Task — Write out all of the entries that follow, word for word, but skip the pictures.

━━━

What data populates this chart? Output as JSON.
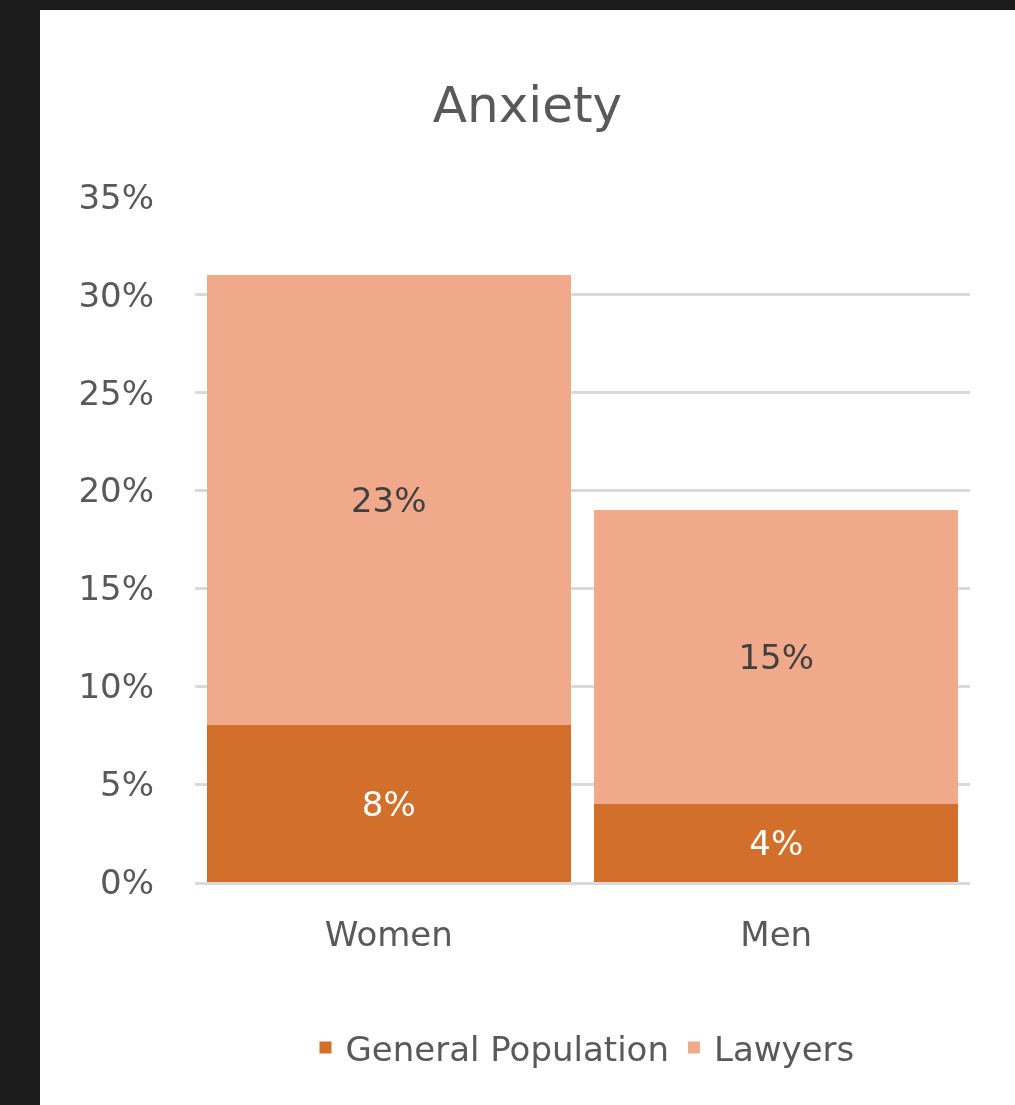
{
  "chart_data": {
    "type": "bar",
    "title": "Anxiety",
    "categories": [
      "Women",
      "Men"
    ],
    "stacked": true,
    "series": [
      {
        "name": "General Population",
        "color": "#d2702b",
        "values": [
          8,
          4
        ],
        "value_labels": [
          "8%",
          "4%"
        ]
      },
      {
        "name": "Lawyers",
        "color": "#f0a98a",
        "values": [
          23,
          15
        ],
        "value_labels": [
          "23%",
          "15%"
        ]
      }
    ],
    "ylim": [
      0,
      35
    ],
    "yticks": [
      {
        "value": 0,
        "label": "0%"
      },
      {
        "value": 5,
        "label": "5%"
      },
      {
        "value": 10,
        "label": "10%"
      },
      {
        "value": 15,
        "label": "15%"
      },
      {
        "value": 20,
        "label": "20%"
      },
      {
        "value": 25,
        "label": "25%"
      },
      {
        "value": 30,
        "label": "30%"
      },
      {
        "value": 35,
        "label": "35%"
      }
    ],
    "grid": "y",
    "legend": "bottom"
  }
}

━━━

Exercise response —
What data populates this chart? Output as JSON.
{
  "chart_data": {
    "type": "bar",
    "title": "Anxiety",
    "categories": [
      "Women",
      "Men"
    ],
    "stacked": true,
    "series": [
      {
        "name": "General Population",
        "color": "#d2702b",
        "values": [
          8,
          4
        ],
        "value_labels": [
          "8%",
          "4%"
        ]
      },
      {
        "name": "Lawyers",
        "color": "#f0a98a",
        "values": [
          23,
          15
        ],
        "value_labels": [
          "23%",
          "15%"
        ]
      }
    ],
    "ylim": [
      0,
      35
    ],
    "yticks": [
      {
        "value": 0,
        "label": "0%"
      },
      {
        "value": 5,
        "label": "5%"
      },
      {
        "value": 10,
        "label": "10%"
      },
      {
        "value": 15,
        "label": "15%"
      },
      {
        "value": 20,
        "label": "20%"
      },
      {
        "value": 25,
        "label": "25%"
      },
      {
        "value": 30,
        "label": "30%"
      },
      {
        "value": 35,
        "label": "35%"
      }
    ],
    "grid": "y",
    "legend": "bottom"
  }
}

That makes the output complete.